Requirement:
Copy, in full, each line of the material that holds the word "term".

━━━━━ Data section ━━━━━

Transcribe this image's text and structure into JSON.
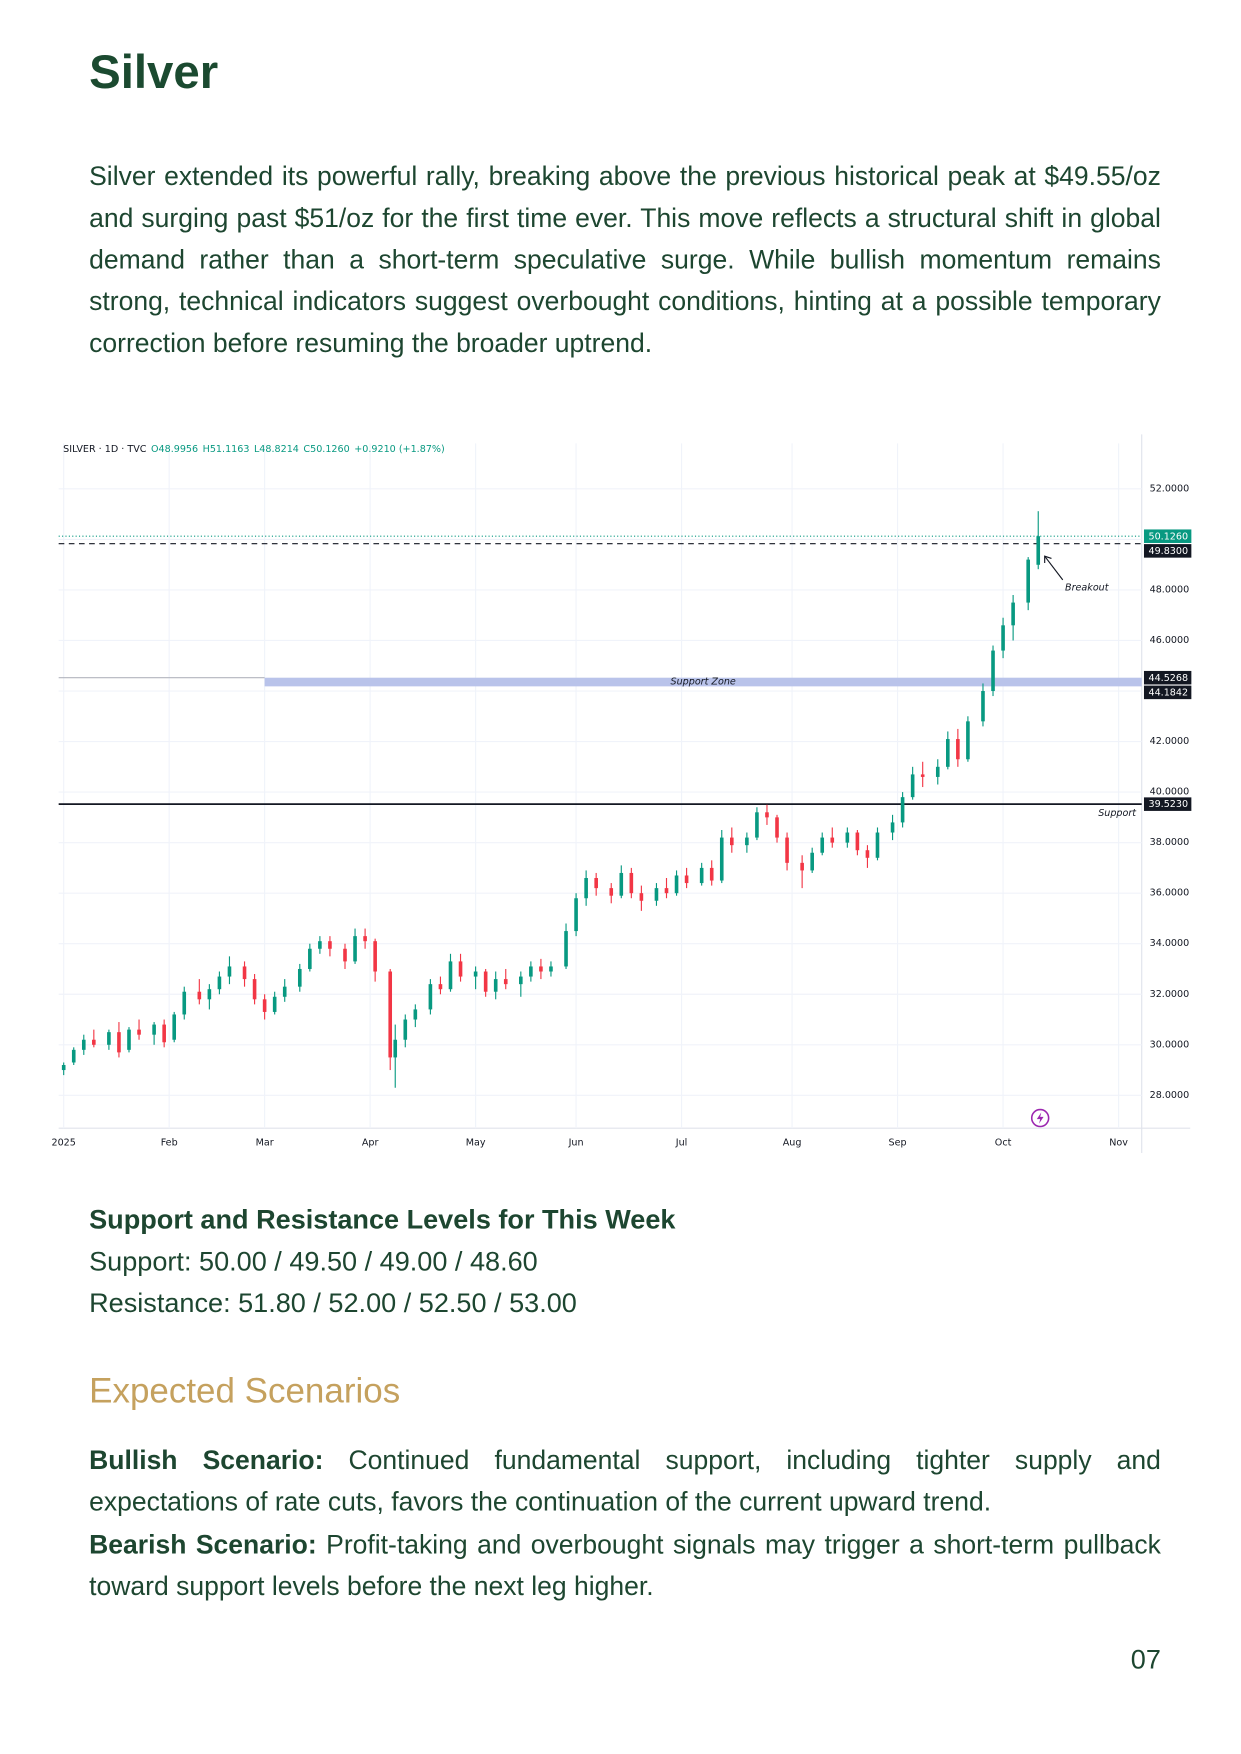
{
  "title": "Silver",
  "paragraph": "Silver extended its powerful rally, breaking above the previous historical peak at $49.55/oz and surging past $51/oz for the first time ever. This move reflects a structural shift in global demand rather than a short-term speculative surge. While bullish momentum remains strong, technical indicators suggest overbought conditions, hinting at a possible temporary correction before resuming the broader uptrend.",
  "chart_data": {
    "type": "candlestick",
    "symbol": "SILVER · 1D · TVC",
    "header_values": [
      "O48.9956",
      "H51.1163",
      "L48.8214",
      "C50.1260",
      "+0.9210 (+1.87%)"
    ],
    "up_color": "#089981",
    "down_color": "#f23645",
    "grid": true,
    "xlim": [
      -1,
      214.6
    ],
    "ylim": [
      26.7,
      53.8
    ],
    "xticks": [
      {
        "value": 0,
        "label": "2025"
      },
      {
        "value": 21,
        "label": "Feb"
      },
      {
        "value": 40,
        "label": "Mar"
      },
      {
        "value": 61,
        "label": "Apr"
      },
      {
        "value": 82,
        "label": "May"
      },
      {
        "value": 102,
        "label": "Jun"
      },
      {
        "value": 123,
        "label": "Jul"
      },
      {
        "value": 145,
        "label": "Aug"
      },
      {
        "value": 166,
        "label": "Sep"
      },
      {
        "value": 187,
        "label": "Oct"
      },
      {
        "value": 210,
        "label": "Nov"
      }
    ],
    "yticks": [
      {
        "value": 28,
        "label": "28.0000"
      },
      {
        "value": 30,
        "label": "30.0000"
      },
      {
        "value": 32,
        "label": "32.0000"
      },
      {
        "value": 34,
        "label": "34.0000"
      },
      {
        "value": 36,
        "label": "36.0000"
      },
      {
        "value": 38,
        "label": "38.0000"
      },
      {
        "value": 40,
        "label": "40.0000"
      },
      {
        "value": 42,
        "label": "42.0000"
      },
      {
        "value": 44,
        "label": "44.0000"
      },
      {
        "value": 46,
        "label": "46.0000"
      },
      {
        "value": 48,
        "label": "48.0000"
      },
      {
        "value": 50,
        "label": "50.0000"
      },
      {
        "value": 52,
        "label": "52.0000"
      }
    ],
    "x": [
      0,
      2,
      4,
      6,
      9,
      11,
      13,
      15,
      18,
      20,
      22,
      24,
      27,
      29,
      31,
      33,
      36,
      38,
      40,
      42,
      44,
      47,
      49,
      51,
      53,
      56,
      58,
      60,
      62,
      65,
      66,
      68,
      70,
      73,
      75,
      77,
      79,
      82,
      84,
      86,
      88,
      91,
      93,
      95,
      97,
      100,
      102,
      104,
      106,
      109,
      111,
      113,
      115,
      118,
      120,
      122,
      124,
      127,
      129,
      131,
      133,
      136,
      138,
      140,
      142,
      144,
      147,
      149,
      151,
      153,
      156,
      158,
      160,
      162,
      165,
      167,
      169,
      171,
      174,
      176,
      178,
      180,
      183,
      185,
      187,
      189,
      192,
      194
    ],
    "open": [
      29.0,
      29.3,
      29.8,
      30.2,
      30.0,
      30.5,
      29.8,
      30.6,
      30.4,
      30.8,
      30.2,
      31.2,
      32.1,
      31.8,
      32.2,
      32.7,
      33.1,
      32.6,
      31.8,
      31.3,
      31.9,
      32.3,
      33.0,
      33.8,
      34.1,
      33.8,
      33.3,
      34.3,
      34.1,
      32.9,
      29.5,
      30.2,
      31.0,
      31.4,
      32.4,
      32.2,
      33.3,
      32.7,
      32.9,
      32.1,
      32.6,
      32.4,
      32.7,
      33.1,
      32.9,
      33.1,
      34.5,
      35.8,
      36.6,
      36.2,
      35.9,
      36.8,
      36.0,
      35.7,
      36.2,
      36.0,
      36.7,
      36.4,
      37.0,
      36.5,
      38.2,
      37.9,
      38.2,
      39.2,
      39.0,
      38.2,
      37.2,
      36.9,
      37.6,
      38.2,
      38.0,
      38.4,
      37.7,
      37.4,
      38.4,
      38.8,
      39.8,
      40.7,
      40.6,
      41.0,
      42.1,
      41.3,
      42.8,
      44.0,
      45.6,
      46.6,
      47.5,
      48.9956
    ],
    "high": [
      29.3,
      29.9,
      30.4,
      30.6,
      30.6,
      30.9,
      30.7,
      31.0,
      30.9,
      31.0,
      31.3,
      32.3,
      32.6,
      32.4,
      32.9,
      33.5,
      33.3,
      32.8,
      32.0,
      32.1,
      32.6,
      33.2,
      34.0,
      34.3,
      34.3,
      34.0,
      34.6,
      34.6,
      34.2,
      33.0,
      30.8,
      31.2,
      31.6,
      32.6,
      32.7,
      33.6,
      33.6,
      33.1,
      33.0,
      32.9,
      33.0,
      32.9,
      33.3,
      33.4,
      33.3,
      34.8,
      36.0,
      36.9,
      36.8,
      36.4,
      37.1,
      37.0,
      36.3,
      36.4,
      36.6,
      36.9,
      37.0,
      37.2,
      37.3,
      38.5,
      38.6,
      38.4,
      39.4,
      39.5,
      39.1,
      38.4,
      37.5,
      37.8,
      38.4,
      38.6,
      38.6,
      38.5,
      37.9,
      38.6,
      39.1,
      40.0,
      41.0,
      41.2,
      41.3,
      42.4,
      42.5,
      43.0,
      44.3,
      45.8,
      46.9,
      47.8,
      49.3,
      51.1163
    ],
    "low": [
      28.8,
      29.2,
      29.6,
      29.9,
      29.8,
      29.5,
      29.7,
      30.2,
      30.0,
      29.9,
      30.1,
      31.0,
      31.6,
      31.4,
      32.0,
      32.4,
      32.3,
      31.6,
      31.0,
      31.2,
      31.7,
      32.1,
      32.9,
      33.6,
      33.5,
      33.0,
      33.2,
      33.8,
      32.5,
      29.0,
      28.3,
      29.9,
      30.7,
      31.2,
      32.0,
      32.1,
      32.5,
      32.2,
      31.9,
      31.8,
      32.2,
      31.9,
      32.5,
      32.6,
      32.7,
      33.0,
      34.3,
      35.5,
      35.9,
      35.6,
      35.8,
      35.8,
      35.3,
      35.5,
      35.8,
      35.9,
      36.2,
      36.3,
      36.3,
      36.4,
      37.6,
      37.6,
      38.1,
      38.7,
      38.0,
      36.9,
      36.2,
      36.8,
      37.5,
      37.8,
      37.8,
      37.5,
      37.0,
      37.3,
      38.1,
      38.6,
      39.7,
      40.2,
      40.3,
      40.9,
      41.0,
      41.2,
      42.6,
      43.8,
      45.3,
      46.0,
      47.2,
      48.8214
    ],
    "close": [
      29.2,
      29.8,
      30.2,
      30.0,
      30.5,
      29.7,
      30.6,
      30.4,
      30.8,
      30.1,
      31.2,
      32.1,
      31.8,
      32.2,
      32.7,
      33.1,
      32.6,
      31.8,
      31.3,
      31.9,
      32.3,
      33.0,
      33.8,
      34.1,
      33.8,
      33.3,
      34.3,
      34.1,
      32.9,
      29.5,
      30.2,
      31.0,
      31.4,
      32.4,
      32.2,
      33.3,
      32.7,
      32.9,
      32.1,
      32.6,
      32.4,
      32.7,
      33.1,
      32.9,
      33.1,
      34.5,
      35.8,
      36.6,
      36.2,
      35.9,
      36.8,
      36.0,
      35.7,
      36.2,
      36.0,
      36.7,
      36.4,
      37.0,
      36.5,
      38.2,
      37.9,
      38.2,
      39.2,
      39.0,
      38.2,
      37.2,
      36.9,
      37.6,
      38.2,
      38.0,
      38.4,
      37.7,
      37.4,
      38.4,
      38.8,
      39.8,
      40.7,
      40.6,
      41.0,
      42.1,
      41.3,
      42.8,
      44.0,
      45.6,
      46.6,
      47.5,
      49.2,
      50.126
    ],
    "levels": [
      {
        "value": 50.126,
        "label": "50.1260",
        "color": "#089981",
        "style": "dotted"
      },
      {
        "value": 49.83,
        "label": "49.8300",
        "color": "#131722",
        "style": "dashed"
      },
      {
        "value": 39.523,
        "label": "39.5230",
        "color": "#131722",
        "style": "solid"
      }
    ],
    "zone": {
      "x_start": 40,
      "low": 44.1842,
      "high": 44.5268,
      "low_label": "44.1842",
      "high_label": "44.5268",
      "label": "Support Zone",
      "color": "#b9c3ea"
    },
    "annotations": [
      "Breakout",
      "Support"
    ]
  },
  "levels": {
    "heading": "Support and Resistance Levels for This Week",
    "support": "Support: 50.00 / 49.50 / 49.00 / 48.60",
    "resistance": "Resistance: 51.80 / 52.00 / 52.50 / 53.00"
  },
  "scenarios": {
    "heading": "Expected Scenarios",
    "items": [
      {
        "label": "Bullish Scenario:",
        "text": "Continued fundamental support, including tighter supply and expectations of rate cuts, favors the continuation of the current upward trend."
      },
      {
        "label": "Bearish Scenario:",
        "text": "Profit-taking and overbought signals may trigger a short-term pullback toward support levels before the next leg higher."
      }
    ]
  },
  "page_number": "07"
}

━━━━━

Solution to the exercise:
  "paragraph": "Silver extended its powerful rally, breaking above the previous historical peak at $49.55/oz and surging past $51/oz for the first time ever. This move reflects a structural shift in global demand rather than a short-term speculative surge. While bullish momentum remains strong, technical indicators suggest overbought conditions, hinting at a possible temporary correction before resuming the broader uptrend.",
        "text": "Profit-taking and overbought signals may trigger a short-term pullback toward support levels before the next leg higher."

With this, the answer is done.